▶ _GOAL_: Show every line that has the string "Price" in it.

--- START ---

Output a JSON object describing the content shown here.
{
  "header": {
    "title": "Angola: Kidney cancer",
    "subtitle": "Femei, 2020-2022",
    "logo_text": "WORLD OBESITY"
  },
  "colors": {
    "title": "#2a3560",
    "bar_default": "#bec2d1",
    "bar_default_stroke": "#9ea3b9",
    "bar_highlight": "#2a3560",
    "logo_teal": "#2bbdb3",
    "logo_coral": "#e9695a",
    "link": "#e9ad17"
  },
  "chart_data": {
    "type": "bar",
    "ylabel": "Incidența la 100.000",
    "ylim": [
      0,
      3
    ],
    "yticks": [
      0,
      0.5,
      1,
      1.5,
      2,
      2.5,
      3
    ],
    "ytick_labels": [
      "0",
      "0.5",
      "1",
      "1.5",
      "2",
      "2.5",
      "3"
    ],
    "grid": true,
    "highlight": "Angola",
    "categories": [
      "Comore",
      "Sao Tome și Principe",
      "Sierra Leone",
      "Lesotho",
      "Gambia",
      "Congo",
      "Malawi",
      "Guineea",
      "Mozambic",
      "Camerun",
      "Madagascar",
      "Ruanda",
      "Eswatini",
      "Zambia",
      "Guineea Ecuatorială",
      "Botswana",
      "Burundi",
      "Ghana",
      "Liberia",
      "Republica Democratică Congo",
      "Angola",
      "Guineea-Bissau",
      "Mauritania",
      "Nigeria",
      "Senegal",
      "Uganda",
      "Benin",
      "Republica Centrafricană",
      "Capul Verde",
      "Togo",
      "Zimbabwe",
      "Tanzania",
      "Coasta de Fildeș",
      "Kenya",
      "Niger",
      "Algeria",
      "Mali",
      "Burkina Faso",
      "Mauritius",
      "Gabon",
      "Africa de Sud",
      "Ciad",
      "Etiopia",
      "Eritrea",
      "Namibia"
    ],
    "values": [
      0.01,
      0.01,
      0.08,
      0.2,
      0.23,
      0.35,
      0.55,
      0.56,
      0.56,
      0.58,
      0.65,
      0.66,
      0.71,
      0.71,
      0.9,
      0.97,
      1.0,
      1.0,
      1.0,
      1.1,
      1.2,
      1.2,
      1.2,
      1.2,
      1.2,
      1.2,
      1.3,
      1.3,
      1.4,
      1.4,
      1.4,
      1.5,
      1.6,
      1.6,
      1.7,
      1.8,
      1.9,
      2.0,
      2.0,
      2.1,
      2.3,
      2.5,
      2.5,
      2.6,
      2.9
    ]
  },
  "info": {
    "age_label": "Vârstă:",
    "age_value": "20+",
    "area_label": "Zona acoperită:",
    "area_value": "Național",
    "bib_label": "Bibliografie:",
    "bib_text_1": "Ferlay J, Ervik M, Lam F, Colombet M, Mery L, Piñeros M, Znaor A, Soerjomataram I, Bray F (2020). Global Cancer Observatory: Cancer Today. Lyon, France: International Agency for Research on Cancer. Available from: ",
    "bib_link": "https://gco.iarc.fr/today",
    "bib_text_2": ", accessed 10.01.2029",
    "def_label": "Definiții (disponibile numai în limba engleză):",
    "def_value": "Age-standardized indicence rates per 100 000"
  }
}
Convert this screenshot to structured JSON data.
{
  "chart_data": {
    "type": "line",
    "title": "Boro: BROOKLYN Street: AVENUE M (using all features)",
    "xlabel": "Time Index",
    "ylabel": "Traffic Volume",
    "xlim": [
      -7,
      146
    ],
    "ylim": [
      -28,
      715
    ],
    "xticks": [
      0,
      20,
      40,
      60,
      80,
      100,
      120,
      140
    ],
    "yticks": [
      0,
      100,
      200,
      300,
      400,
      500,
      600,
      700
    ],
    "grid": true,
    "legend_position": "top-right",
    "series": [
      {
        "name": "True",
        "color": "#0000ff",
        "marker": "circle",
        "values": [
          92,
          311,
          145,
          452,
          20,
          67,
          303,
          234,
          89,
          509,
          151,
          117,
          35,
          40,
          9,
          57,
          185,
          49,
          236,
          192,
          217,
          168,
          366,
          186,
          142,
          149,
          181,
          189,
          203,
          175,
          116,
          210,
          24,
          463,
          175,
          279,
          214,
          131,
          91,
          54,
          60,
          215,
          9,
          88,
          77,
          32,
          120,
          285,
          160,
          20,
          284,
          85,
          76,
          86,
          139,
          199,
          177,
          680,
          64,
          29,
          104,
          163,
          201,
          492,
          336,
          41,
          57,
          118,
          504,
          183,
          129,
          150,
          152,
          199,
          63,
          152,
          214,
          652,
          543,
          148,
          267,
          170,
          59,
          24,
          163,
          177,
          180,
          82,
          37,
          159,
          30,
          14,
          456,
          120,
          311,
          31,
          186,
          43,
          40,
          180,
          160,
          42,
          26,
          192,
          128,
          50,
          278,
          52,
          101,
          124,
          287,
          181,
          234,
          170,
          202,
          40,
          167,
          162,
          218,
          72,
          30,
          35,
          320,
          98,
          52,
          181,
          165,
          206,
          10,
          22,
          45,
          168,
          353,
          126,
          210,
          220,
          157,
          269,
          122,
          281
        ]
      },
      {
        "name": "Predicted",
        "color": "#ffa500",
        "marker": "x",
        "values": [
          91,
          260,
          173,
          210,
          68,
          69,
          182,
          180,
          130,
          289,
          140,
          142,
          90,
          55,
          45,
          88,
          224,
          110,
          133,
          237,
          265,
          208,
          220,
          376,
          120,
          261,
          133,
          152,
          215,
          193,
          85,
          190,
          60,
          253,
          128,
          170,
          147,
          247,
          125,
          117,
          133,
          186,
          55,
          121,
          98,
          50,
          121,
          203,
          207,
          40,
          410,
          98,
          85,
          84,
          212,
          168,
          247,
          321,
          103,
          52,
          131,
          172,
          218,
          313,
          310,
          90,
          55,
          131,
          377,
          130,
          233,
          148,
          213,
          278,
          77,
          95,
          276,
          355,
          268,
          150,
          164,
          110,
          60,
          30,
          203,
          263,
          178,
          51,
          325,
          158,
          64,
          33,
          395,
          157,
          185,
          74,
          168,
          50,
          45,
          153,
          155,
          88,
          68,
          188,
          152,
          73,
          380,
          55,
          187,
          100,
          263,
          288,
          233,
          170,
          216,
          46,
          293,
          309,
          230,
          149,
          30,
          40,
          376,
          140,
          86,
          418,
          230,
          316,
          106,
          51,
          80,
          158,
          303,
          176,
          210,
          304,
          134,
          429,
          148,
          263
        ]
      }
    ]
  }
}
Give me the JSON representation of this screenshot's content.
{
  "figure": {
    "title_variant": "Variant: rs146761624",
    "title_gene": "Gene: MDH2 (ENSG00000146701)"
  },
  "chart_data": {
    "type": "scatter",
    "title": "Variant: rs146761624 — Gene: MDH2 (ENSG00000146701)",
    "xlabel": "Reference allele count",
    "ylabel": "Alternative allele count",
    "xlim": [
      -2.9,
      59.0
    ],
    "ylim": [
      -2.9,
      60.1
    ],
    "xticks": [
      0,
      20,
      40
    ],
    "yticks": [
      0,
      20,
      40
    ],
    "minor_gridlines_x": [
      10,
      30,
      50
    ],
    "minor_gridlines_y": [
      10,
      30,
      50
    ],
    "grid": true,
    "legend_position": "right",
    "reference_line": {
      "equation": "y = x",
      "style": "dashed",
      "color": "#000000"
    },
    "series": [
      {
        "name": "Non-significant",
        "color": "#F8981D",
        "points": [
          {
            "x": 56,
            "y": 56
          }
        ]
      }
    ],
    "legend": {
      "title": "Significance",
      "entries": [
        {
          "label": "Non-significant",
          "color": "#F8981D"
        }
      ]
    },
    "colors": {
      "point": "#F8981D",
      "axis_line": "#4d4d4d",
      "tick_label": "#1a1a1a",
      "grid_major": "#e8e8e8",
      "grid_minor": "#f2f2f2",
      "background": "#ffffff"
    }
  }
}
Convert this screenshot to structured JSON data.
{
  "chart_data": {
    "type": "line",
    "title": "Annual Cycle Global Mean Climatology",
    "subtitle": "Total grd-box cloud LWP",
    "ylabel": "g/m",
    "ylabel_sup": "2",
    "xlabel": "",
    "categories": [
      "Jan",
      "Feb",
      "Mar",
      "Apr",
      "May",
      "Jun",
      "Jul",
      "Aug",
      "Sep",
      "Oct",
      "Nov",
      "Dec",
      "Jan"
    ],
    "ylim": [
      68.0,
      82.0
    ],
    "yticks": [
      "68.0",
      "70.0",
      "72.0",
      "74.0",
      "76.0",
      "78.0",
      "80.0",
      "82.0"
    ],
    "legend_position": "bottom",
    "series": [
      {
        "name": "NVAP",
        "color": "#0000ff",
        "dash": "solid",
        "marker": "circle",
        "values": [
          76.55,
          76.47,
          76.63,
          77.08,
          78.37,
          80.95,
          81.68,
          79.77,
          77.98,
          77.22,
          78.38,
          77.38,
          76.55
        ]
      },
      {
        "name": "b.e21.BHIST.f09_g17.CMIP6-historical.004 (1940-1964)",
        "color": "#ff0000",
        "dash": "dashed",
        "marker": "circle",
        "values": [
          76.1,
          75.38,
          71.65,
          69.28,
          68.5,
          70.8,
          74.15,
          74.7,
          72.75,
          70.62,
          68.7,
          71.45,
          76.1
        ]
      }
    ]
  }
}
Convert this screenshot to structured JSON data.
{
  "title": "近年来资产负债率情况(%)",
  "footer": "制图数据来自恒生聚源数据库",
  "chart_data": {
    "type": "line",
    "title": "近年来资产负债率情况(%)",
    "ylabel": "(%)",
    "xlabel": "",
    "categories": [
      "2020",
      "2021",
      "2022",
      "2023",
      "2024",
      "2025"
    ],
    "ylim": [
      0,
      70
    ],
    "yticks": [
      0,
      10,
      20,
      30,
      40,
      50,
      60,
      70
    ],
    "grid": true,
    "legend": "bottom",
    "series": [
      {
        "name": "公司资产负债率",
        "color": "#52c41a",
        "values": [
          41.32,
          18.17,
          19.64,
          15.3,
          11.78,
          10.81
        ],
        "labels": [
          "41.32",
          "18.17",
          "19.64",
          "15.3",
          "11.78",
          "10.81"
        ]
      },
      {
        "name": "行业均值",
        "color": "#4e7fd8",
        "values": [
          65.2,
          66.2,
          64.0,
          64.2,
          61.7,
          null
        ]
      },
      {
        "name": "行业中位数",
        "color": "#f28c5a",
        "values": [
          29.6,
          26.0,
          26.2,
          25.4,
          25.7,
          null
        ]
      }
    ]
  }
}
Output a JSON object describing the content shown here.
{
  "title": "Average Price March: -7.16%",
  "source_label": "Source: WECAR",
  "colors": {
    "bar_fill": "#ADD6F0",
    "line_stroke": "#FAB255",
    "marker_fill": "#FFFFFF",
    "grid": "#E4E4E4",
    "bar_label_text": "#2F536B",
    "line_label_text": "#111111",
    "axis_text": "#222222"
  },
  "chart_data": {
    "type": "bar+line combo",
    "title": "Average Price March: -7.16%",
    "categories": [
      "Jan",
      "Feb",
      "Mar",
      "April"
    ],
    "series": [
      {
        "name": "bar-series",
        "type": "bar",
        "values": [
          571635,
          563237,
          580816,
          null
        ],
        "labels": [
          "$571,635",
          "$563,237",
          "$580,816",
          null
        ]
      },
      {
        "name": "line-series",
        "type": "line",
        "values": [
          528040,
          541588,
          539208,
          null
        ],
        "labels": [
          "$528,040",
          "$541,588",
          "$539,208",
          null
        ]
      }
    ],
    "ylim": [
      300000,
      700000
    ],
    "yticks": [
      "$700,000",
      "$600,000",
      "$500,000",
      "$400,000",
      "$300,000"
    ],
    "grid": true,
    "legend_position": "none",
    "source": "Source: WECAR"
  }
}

--- END ---

▶ _RESULT OF THIS EXERCISE_:
  "title": "Average Price March: -7.16%",
    "title": "Average Price March: -7.16%",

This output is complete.